Stated goal: All lines in which the word "Shots" occurs are to be extracted.

The records:
*****
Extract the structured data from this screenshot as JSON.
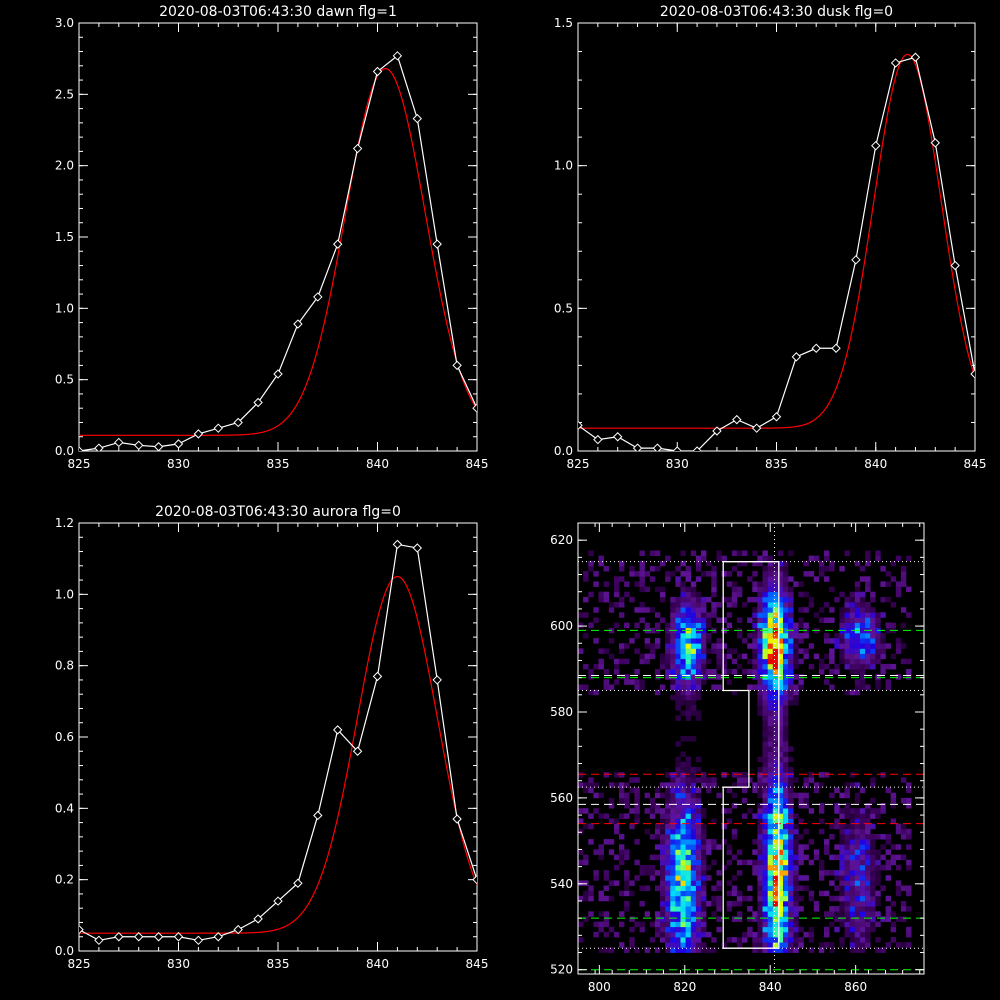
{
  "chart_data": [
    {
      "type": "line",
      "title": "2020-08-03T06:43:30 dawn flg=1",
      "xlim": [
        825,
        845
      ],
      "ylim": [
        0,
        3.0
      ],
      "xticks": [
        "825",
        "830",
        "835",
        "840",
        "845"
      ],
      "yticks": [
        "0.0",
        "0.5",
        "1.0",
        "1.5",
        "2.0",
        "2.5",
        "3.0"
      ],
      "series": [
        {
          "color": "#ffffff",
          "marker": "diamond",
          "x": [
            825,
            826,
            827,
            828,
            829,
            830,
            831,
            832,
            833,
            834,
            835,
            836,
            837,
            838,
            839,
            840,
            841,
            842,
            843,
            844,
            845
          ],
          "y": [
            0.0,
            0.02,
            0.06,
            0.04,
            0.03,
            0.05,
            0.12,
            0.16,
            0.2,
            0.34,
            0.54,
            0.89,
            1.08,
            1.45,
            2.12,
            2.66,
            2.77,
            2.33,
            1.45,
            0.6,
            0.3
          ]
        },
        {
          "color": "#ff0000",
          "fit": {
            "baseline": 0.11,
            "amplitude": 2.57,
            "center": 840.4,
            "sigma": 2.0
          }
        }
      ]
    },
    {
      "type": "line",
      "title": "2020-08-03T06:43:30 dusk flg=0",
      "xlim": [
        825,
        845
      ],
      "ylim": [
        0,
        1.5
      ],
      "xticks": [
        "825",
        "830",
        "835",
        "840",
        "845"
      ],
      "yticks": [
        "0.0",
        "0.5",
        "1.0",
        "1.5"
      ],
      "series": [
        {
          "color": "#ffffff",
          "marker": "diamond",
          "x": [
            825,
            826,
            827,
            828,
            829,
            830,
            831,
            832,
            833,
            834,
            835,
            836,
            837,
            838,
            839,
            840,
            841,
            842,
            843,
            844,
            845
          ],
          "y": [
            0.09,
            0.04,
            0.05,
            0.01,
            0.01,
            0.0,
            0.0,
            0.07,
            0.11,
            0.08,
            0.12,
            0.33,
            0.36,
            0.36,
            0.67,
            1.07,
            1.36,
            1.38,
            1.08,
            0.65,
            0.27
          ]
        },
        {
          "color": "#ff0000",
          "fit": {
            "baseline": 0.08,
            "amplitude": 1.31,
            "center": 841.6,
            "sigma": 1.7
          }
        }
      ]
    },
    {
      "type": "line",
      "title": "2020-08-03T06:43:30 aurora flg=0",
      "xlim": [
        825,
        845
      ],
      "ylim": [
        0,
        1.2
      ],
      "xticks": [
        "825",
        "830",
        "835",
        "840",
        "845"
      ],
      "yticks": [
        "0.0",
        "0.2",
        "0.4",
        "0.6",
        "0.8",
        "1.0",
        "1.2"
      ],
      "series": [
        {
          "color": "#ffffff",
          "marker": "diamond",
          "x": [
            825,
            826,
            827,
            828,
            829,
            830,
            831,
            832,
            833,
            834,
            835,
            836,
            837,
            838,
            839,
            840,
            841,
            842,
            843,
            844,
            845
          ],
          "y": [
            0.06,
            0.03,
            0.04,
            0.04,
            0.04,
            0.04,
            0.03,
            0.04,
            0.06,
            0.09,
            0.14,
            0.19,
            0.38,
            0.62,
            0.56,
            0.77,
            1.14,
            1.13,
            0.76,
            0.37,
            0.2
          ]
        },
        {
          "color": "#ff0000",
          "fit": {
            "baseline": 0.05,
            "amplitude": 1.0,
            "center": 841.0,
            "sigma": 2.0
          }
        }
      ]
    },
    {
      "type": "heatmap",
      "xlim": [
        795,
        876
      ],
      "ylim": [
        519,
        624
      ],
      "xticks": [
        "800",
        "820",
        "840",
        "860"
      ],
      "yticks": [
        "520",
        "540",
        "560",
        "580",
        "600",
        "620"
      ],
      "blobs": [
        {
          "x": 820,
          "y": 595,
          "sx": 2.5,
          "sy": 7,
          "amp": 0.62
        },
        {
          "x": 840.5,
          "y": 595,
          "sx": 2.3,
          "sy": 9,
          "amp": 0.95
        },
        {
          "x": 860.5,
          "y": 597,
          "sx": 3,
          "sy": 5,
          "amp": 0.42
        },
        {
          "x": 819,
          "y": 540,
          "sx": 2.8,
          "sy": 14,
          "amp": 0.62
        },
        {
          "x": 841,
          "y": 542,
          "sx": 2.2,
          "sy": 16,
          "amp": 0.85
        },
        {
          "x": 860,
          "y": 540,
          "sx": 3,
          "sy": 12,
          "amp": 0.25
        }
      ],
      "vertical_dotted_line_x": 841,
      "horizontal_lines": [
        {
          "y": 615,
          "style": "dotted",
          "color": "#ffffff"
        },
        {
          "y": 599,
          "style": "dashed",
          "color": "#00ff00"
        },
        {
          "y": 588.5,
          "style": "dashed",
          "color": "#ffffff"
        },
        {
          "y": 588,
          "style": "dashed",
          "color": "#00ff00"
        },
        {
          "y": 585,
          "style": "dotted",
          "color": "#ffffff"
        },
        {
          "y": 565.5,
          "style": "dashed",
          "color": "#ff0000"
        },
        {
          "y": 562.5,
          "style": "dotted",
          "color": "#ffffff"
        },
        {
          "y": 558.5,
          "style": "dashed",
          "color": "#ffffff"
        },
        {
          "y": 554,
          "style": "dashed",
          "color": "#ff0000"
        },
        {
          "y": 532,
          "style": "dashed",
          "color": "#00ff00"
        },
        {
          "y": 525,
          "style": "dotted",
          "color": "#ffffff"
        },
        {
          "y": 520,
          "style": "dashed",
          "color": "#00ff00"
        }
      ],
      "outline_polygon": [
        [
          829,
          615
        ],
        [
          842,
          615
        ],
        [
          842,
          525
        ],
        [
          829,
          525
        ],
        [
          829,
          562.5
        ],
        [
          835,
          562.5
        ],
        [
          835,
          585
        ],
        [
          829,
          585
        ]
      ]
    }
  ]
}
*****
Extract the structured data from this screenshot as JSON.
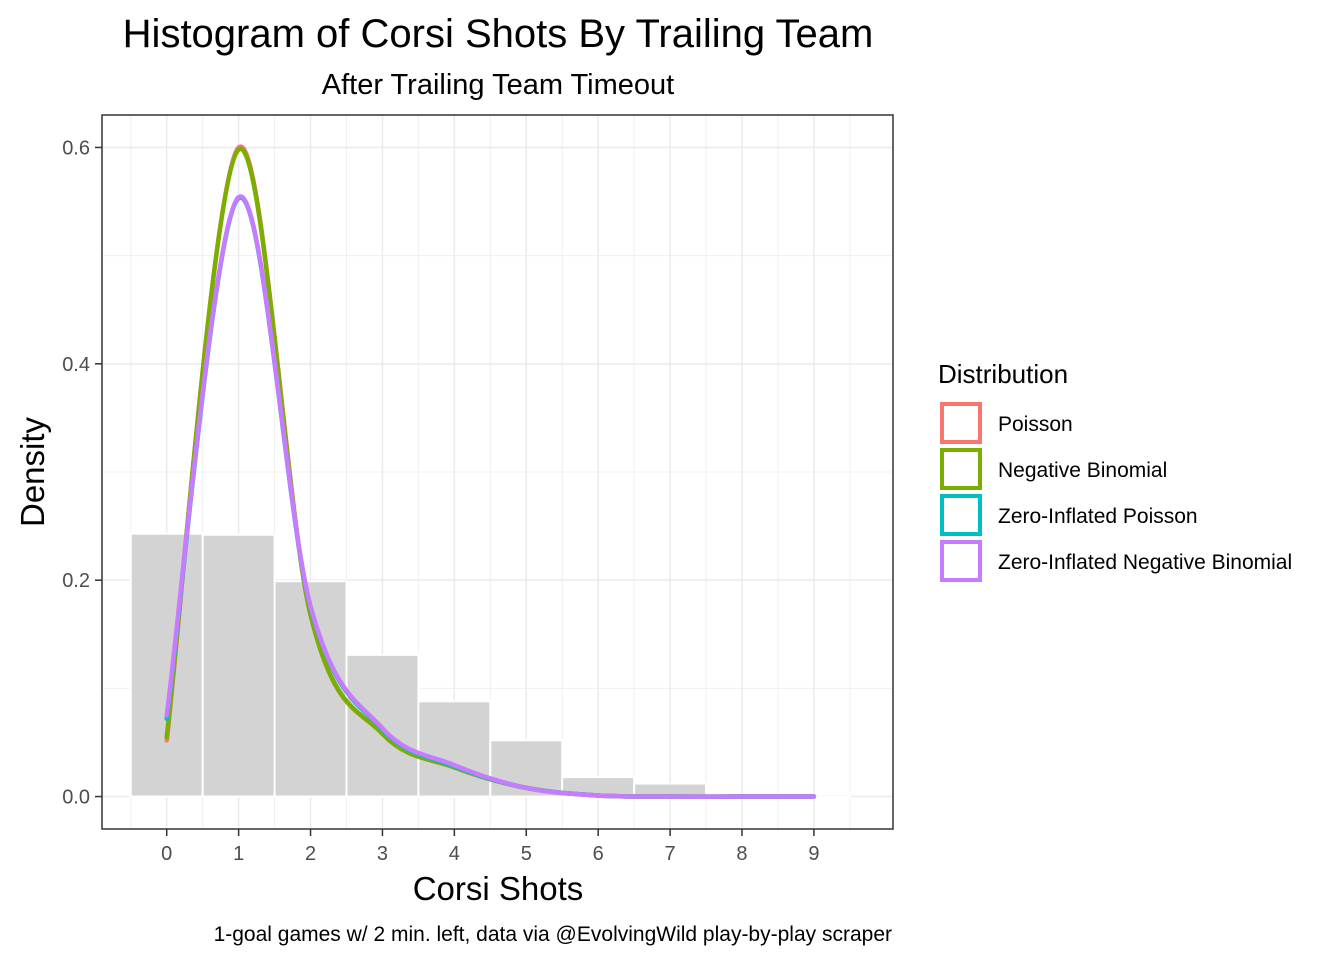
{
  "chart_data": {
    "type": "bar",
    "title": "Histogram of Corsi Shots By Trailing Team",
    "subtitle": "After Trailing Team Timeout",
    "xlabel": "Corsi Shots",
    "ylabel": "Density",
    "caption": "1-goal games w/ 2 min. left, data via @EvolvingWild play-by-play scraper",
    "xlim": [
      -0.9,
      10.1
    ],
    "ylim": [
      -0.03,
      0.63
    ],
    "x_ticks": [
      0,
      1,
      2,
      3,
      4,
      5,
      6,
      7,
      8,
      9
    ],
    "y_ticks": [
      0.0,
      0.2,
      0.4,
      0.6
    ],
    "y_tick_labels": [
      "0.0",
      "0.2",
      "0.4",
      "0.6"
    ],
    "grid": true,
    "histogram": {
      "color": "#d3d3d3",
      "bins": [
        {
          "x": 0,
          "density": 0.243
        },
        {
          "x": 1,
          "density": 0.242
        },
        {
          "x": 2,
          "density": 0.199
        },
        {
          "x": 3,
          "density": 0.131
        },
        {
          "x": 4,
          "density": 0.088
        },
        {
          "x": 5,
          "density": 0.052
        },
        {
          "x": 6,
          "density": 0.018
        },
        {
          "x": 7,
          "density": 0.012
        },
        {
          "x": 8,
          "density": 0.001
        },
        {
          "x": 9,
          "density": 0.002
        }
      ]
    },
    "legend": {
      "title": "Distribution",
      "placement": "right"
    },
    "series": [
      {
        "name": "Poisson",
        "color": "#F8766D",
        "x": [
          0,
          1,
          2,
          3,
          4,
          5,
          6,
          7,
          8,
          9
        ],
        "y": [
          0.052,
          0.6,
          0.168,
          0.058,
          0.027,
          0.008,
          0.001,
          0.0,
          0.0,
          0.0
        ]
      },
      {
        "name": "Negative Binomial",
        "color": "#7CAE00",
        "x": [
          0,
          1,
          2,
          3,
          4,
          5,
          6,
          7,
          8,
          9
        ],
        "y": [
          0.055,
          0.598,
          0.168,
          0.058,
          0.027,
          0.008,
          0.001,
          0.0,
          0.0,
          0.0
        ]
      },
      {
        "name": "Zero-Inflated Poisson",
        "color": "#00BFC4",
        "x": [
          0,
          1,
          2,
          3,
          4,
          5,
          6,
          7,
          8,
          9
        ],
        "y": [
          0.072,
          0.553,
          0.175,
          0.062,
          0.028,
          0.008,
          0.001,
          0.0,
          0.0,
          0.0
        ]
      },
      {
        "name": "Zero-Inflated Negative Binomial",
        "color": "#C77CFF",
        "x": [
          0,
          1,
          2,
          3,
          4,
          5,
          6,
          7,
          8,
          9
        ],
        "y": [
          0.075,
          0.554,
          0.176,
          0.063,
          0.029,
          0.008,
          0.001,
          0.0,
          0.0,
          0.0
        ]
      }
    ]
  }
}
*****
Result for this exercise:
    "title": "Histogram of Corsi Shots By Trailing Team",
    "xlabel": "Corsi Shots",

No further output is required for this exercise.